Document section>
C. Call to stand in awe of God (vs. 8-9)
- The psalmist declares that all the earth should fear the Lord and stand in awe of Him. How can we not stand in awe and fear the power that is able speak and have things come into existence! When God speaks, things happen. There is no doubt concerning God’s word. The word of God is not empty. When the word of the Lord goes out, what is said will certainly take place.
- This should help us have a healthy awe and reverence for the word of the Lord which we hold in our hands. The word of God which we hold has the same power for it is still God’s voice. If God said something, it will surely happen and we have no reason for doubt. When God spoke of a judgment, it took place, no matter how impossible the judgment sounded.
- One of my favorite proofs of God’s power is the city of Tyre. Ezekiel 26:3-14, 21, written about 593 BC, made great predictions about the city of Tyre. (1) Many nations would come against Tyre, (Ezekiel 26:3); (2) She would be made a bare rock, like the top of a rock, (26:4); (3) Fishermen would spread their nets there, (26:5); (4) Her stones, dust and timbers would be thrown in the water, (26:12); (5) Never be rebuilt, (26:14); and (6) Never be found again, (26:21).
- Consider the fulfillment of these prophecies:
a. Nebuchadnezzar sieged the mainland city in 585 BC and continued the siege for 13 years, the city being destroyed in 573 BC. When Nebuchadnezzar finally entered the city, most of the people had moved to an island one-half mile off the coast and fortified a new city there. he city remained a powerful city for several hundred years.
b. Alexander the Great laid siege to the city about 332 BC when they would not cooperate with him in his plans to conquer the Persians. Since Alexander possessed no fleet he demolished the mainland city and with the debris built a 200 foot wide causeway to the new city.
c. The history of Tyre was not complete after Alexander’s conquest though. The island city was rebuilt then destroyed again some 18 years after Alexander’s destruction by Antigonus. Many other countries fought against Tyre until the Moslems laid it in ruins in 1291 AD.
d. At the present the causeway still exists with the site of the mainland city being a bare rock occupied by fishermen. One can still look down into the water and view the granite columns and stone block that once stood on the mainland. A final point of interest needs comment concerning the prophecy. The prophecy seems to be contradictory. On one hand it says that the city would never be found again but on the other hand it says that it would be a place for the spreading of nets. The answer to this is that the wealthy merchant city of Tyre never has been found again. Instead, rising up from the same site is a fishing village which uses the bare rock of the mainland city site to dry their nets. Thus, the prophecy is fulfilled in a most unique way. There are many more examples that we could consider to show the power of God’s word. We must respect and believe every word God says for what He says will take place.

Directive 1>
Can you turn the paragraph of the passage on Tyre that begins "One of my favorite proofs" into a short list that keeps its main facts?

Records supplied>
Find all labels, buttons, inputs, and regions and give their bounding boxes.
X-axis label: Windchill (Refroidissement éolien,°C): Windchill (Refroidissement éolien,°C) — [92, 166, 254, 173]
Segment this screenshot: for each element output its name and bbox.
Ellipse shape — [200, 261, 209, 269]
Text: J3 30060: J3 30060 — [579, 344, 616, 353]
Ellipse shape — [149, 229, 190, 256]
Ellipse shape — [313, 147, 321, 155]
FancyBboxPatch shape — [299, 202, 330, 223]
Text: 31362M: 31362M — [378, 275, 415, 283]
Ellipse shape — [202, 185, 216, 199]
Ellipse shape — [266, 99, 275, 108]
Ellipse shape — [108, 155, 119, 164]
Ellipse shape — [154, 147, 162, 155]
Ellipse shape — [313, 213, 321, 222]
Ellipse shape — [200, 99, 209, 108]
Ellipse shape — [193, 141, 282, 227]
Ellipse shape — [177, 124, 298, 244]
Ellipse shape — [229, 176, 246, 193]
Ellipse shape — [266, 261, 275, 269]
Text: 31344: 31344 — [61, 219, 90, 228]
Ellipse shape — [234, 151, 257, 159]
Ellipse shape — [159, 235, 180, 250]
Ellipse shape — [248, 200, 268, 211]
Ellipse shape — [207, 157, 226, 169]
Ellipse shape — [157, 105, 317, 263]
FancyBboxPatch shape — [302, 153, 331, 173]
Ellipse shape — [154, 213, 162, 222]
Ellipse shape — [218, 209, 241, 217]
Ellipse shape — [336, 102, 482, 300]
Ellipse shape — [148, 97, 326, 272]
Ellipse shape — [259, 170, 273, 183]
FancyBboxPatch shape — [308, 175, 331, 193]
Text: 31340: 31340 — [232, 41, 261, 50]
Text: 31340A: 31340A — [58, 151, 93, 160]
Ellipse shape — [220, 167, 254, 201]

--

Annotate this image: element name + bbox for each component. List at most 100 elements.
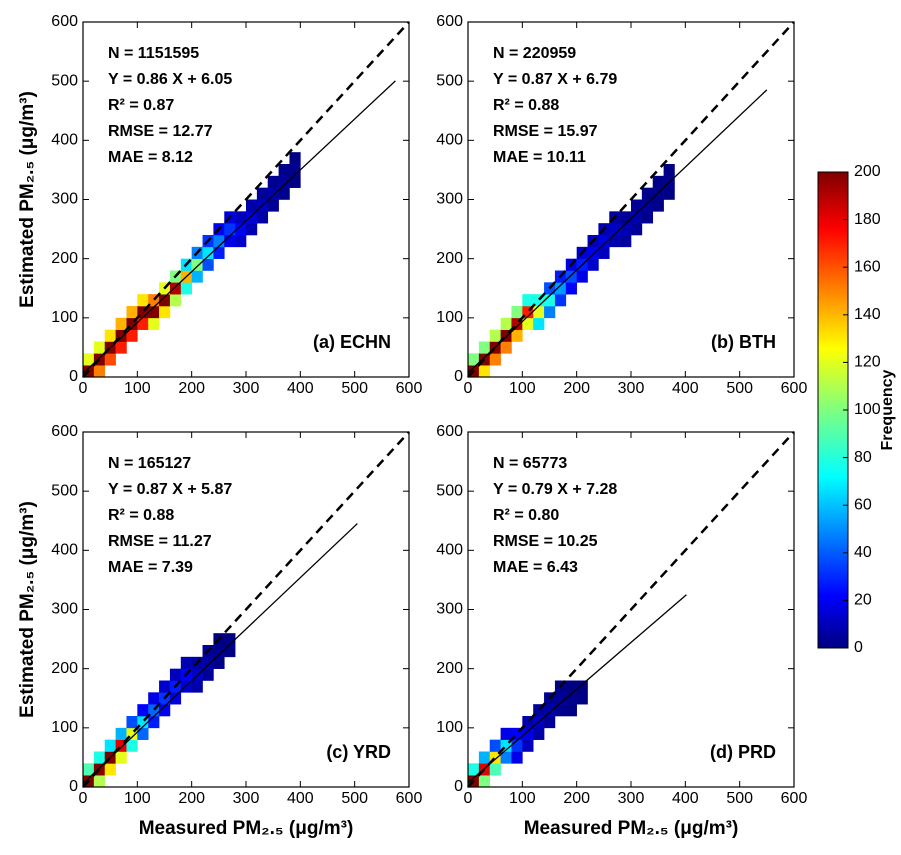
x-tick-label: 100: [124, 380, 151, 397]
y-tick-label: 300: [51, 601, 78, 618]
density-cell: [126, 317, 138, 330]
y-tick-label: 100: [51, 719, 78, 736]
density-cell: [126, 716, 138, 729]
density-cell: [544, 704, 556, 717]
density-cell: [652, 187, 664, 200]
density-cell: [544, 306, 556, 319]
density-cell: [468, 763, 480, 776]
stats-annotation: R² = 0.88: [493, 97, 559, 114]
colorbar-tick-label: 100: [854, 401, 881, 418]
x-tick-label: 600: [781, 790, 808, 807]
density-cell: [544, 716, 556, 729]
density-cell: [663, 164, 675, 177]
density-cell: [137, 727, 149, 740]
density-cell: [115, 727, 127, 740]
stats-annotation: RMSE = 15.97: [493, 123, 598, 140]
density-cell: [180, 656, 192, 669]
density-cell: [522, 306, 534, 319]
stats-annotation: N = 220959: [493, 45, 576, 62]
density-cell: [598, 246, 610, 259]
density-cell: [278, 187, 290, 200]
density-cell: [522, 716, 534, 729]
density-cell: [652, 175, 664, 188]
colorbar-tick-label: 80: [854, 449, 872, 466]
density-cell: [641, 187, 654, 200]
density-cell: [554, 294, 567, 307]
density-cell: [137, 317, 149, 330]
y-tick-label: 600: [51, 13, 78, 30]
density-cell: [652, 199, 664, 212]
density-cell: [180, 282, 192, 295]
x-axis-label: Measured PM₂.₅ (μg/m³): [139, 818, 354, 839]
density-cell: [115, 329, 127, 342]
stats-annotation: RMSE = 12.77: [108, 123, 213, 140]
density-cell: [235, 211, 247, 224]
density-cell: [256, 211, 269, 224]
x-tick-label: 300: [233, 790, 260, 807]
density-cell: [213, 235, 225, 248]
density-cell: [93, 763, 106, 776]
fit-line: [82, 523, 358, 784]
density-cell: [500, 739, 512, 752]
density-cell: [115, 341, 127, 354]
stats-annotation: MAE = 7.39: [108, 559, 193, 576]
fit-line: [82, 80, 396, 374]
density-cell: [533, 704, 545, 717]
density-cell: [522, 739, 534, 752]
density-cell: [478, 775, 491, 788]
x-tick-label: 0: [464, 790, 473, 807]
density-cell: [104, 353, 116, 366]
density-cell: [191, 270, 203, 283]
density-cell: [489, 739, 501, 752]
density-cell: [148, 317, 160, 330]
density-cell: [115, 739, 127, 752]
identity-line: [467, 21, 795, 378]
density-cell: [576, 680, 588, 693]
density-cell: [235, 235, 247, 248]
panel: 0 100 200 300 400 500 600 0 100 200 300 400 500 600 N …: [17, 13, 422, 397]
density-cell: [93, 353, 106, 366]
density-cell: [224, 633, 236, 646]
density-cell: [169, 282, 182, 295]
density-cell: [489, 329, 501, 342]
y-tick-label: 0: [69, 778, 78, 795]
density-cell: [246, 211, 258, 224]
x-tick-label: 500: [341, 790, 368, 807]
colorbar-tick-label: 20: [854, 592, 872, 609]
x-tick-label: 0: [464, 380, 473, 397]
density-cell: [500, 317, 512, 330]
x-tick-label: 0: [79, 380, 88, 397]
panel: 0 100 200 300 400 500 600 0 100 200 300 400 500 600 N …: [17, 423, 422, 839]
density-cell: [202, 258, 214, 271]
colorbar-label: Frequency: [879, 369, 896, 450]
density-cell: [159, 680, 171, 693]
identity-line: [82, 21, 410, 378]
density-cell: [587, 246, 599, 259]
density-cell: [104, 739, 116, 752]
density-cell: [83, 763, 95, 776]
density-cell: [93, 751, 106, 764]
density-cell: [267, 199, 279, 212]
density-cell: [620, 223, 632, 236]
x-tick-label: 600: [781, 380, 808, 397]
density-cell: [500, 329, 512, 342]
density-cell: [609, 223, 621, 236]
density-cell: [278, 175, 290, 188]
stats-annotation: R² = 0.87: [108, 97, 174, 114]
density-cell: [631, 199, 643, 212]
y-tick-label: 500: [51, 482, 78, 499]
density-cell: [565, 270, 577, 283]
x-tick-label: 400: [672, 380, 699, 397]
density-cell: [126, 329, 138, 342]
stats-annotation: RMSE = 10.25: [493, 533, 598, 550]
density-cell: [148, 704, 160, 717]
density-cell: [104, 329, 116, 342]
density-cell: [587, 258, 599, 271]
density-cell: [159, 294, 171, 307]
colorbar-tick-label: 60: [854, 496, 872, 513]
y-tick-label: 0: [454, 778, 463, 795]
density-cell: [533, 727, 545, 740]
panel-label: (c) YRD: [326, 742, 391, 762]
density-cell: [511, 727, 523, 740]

---

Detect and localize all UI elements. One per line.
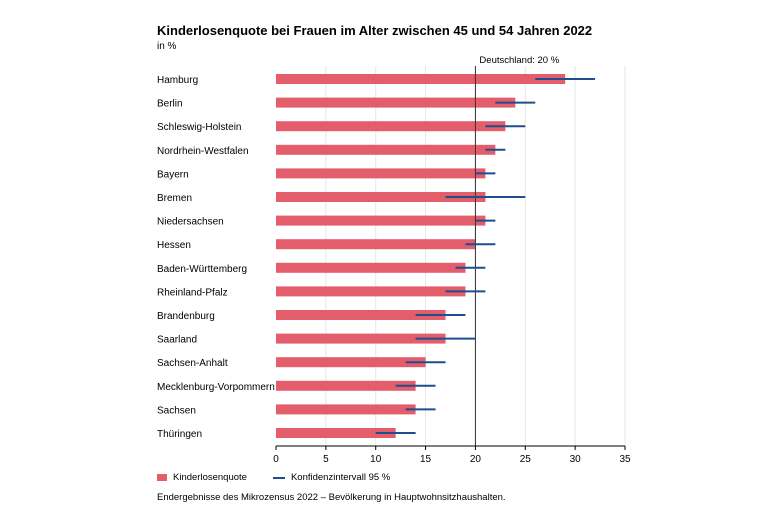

Directive 2>
Could you put the lines of the records from the line with "Annotate this image: element" to the line with "stats-annotation: N = 220959: [493, 45, 576, 62]" into a JSON list of strings, one string per line, leaving out the picture?

Solution 1>
Ezekiel 26:3-14, 21, written about 593 BC, is offered as a proof of God's power through six predictions about Tyre:
1. Many nations would come against it (26:3).
2. It would be made a bare rock (26:4).
3. Fishermen would spread their nets there (26:5).
4. Its stones, dust and timbers would be thrown in the water (26:12).
5. It would never be rebuilt (26:14).
6. It would never be found again (26:21).

Solution 2>
[
  "Annotate this image: element name + bbox for each component. List at most 100 elements.",
  "x-tick-label: 100: [124, 380, 151, 397]",
  "y-tick-label: 300: [51, 601, 78, 618]",
  "density-cell: [126, 317, 138, 330]",
  "y-tick-label: 100: [51, 719, 78, 736]",
  "density-cell: [126, 716, 138, 729]",
  "density-cell: [544, 704, 556, 717]",
  "density-cell: [652, 187, 664, 200]",
  "density-cell: [544, 306, 556, 319]",
  "density-cell: [468, 763, 480, 776]",
  "stats-annotation: R² = 0.88: [493, 97, 559, 114]",
  "colorbar-tick-label: 100: [854, 401, 881, 418]",
  "x-tick-label: 600: [781, 790, 808, 807]",
  "density-cell: [544, 716, 556, 729]",
  "density-cell: [663, 164, 675, 177]",
  "density-cell: [137, 727, 149, 740]",
  "density-cell: [115, 727, 127, 740]",
  "stats-annotation: RMSE = 15.97: [493, 123, 598, 140]",
  "density-cell: [180, 656, 192, 669]",
  "density-cell: [522, 306, 534, 319]",
  "stats-annotation: N = 220959: [493, 45, 576, 62]"
]